[Figure content listings]
──────────────────────────────
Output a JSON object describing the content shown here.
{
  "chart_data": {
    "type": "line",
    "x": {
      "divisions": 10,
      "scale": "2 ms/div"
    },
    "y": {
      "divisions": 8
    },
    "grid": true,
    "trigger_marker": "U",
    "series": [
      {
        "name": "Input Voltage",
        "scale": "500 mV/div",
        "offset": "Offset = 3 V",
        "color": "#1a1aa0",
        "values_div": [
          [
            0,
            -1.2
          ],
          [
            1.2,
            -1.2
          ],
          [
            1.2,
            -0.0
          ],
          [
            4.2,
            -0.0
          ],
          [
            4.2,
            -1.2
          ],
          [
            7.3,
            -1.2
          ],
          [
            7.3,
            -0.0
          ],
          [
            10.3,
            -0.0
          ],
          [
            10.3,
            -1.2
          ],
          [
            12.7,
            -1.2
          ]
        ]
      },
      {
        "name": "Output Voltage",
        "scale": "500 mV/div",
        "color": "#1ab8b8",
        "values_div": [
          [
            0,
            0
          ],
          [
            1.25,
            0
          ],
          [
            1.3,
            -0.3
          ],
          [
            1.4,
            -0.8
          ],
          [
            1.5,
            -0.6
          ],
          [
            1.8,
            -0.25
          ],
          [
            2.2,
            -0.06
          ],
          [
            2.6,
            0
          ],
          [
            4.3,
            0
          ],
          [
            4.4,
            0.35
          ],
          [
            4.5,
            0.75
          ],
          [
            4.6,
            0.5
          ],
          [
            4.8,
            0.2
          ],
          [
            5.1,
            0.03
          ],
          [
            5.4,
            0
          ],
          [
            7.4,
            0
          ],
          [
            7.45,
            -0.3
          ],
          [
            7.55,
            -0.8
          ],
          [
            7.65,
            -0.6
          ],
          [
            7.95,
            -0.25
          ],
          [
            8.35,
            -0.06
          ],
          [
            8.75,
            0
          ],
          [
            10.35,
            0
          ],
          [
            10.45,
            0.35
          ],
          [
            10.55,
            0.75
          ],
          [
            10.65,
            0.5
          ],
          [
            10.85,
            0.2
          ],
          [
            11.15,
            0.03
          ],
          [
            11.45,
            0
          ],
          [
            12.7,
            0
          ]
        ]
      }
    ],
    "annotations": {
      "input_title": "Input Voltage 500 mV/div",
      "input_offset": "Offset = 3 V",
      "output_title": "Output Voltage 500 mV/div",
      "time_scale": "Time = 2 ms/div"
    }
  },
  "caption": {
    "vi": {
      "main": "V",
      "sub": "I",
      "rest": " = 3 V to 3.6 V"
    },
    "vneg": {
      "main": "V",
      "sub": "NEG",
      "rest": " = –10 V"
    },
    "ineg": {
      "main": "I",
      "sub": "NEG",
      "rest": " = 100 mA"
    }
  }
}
──────────────────────────────
— Request —
Using the data above, copy each line that contains "Offset".

— Exercise solution —
        "offset": "Offset = 3 V",
      "input_offset": "Offset = 3 V",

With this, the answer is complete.